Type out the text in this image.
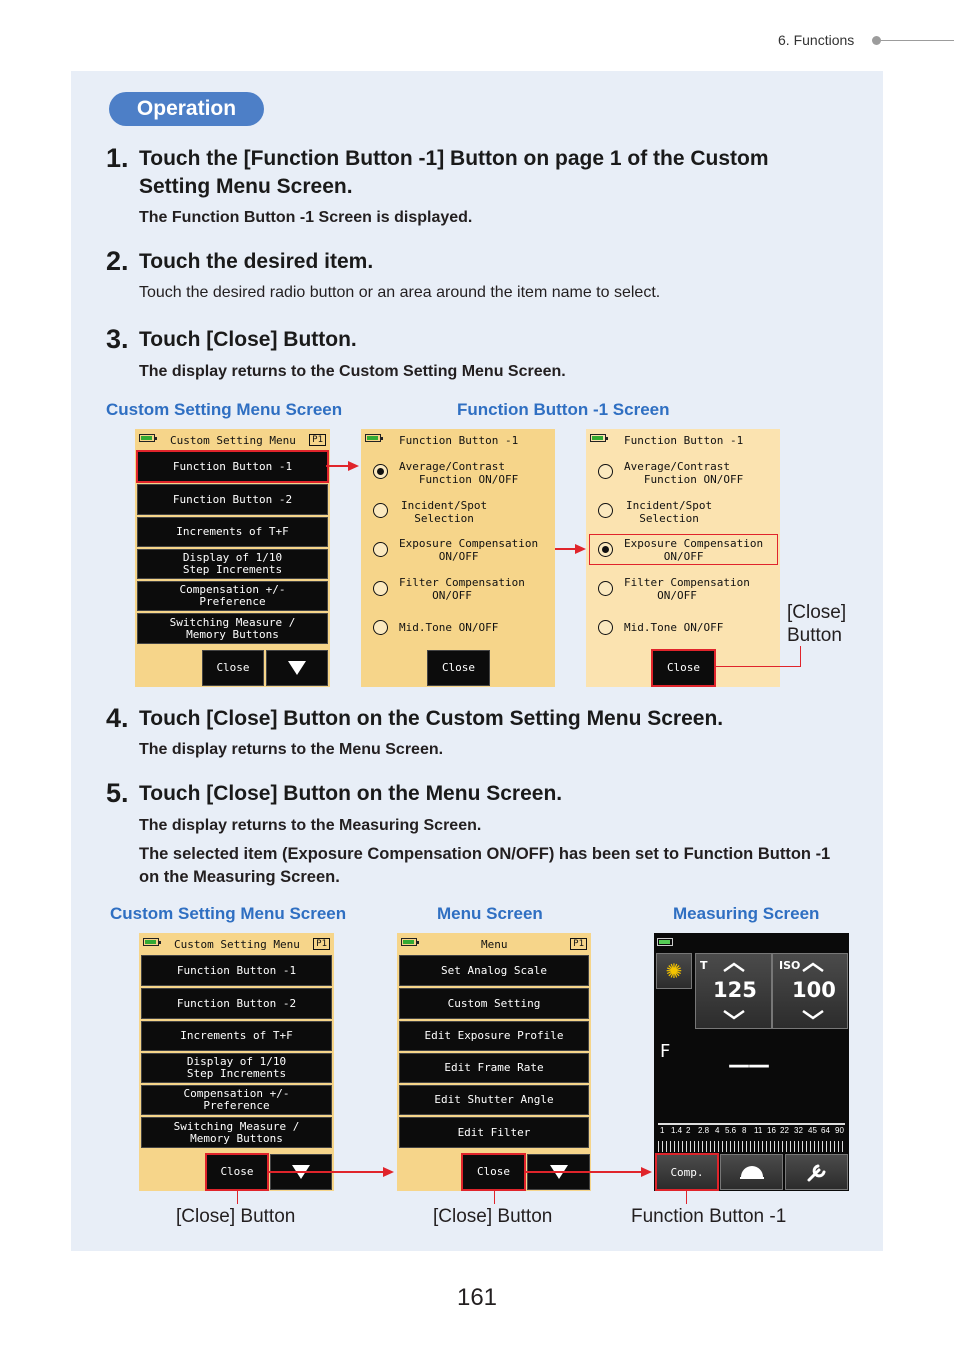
6. Functions
Operation
1. Touch the [Function Button -1] Button on page 1 of the Custom Setting Menu Screen.
The Function Button -1 Screen is displayed.
2. Touch the desired item.
Touch the desired radio button or an area around the item name to select.
3. Touch [Close] Button.
The display returns to the Custom Setting Menu Screen.
Custom Setting Menu Screen	Function Button -1 Screen
Custom Setting Menu	P1
Function Button -1
Function Button -2
Increments of T+F
Display of 1/10
Step Increments
Compensation +/-
Preference
Switching Measure /
Memory Buttons
Close
Function Button -1
Average/Contrast
Function ON/OFF
Incident/Spot
Selection
Exposure Compensation
ON/OFF
Filter Compensation
ON/OFF
Mid.Tone ON/OFF
Close
Function Button -1
Average/Contrast
Function ON/OFF
Incident/Spot
Selection
Exposure Compensation
ON/OFF
Filter Compensation
ON/OFF
Mid.Tone ON/OFF
Close
[Close]
Button
4. Touch [Close] Button on the Custom Setting Menu Screen.
The display returns to the Menu Screen.
5. Touch [Close] Button on the Menu Screen.
The display returns to the Measuring Screen.
The selected item (Exposure Compensation ON/OFF) has been set to Function Button -1 on the Measuring Screen.
Custom Setting Menu Screen	Menu Screen	Measuring Screen
Custom Setting Menu	P1
Function Button -1
Function Button -2
Increments of T+F
Display of 1/10
Step Increments
Compensation +/-
Preference
Switching Measure /
Memory Buttons
Close
Menu	P1
Set Analog Scale
Custom Setting
Edit Exposure Profile
Edit Frame Rate
Edit Shutter Angle
Edit Filter
Close
✺ T
125
ISO
100
F
——
Comp.
1 1.4 2 2.8 4 5.6 8 11 16 22 32 45 64 90
[Close] Button	[Close] Button	Function Button -1
161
--
What you should do:
Go through the material and select each line with the string "Menu" in it.

Exercise answer:
1. Touch the [Function Button -1] Button on page 1 of the Custom Setting Menu Screen.
The display returns to the Custom Setting Menu Screen.
Custom Setting Menu Screen	Function Button -1 Screen
Custom Setting Menu	P1
4. Touch [Close] Button on the Custom Setting Menu Screen.
The display returns to the Menu Screen.
5. Touch [Close] Button on the Menu Screen.
Custom Setting Menu Screen	Menu Screen	Measuring Screen
Custom Setting Menu	P1
Menu	P1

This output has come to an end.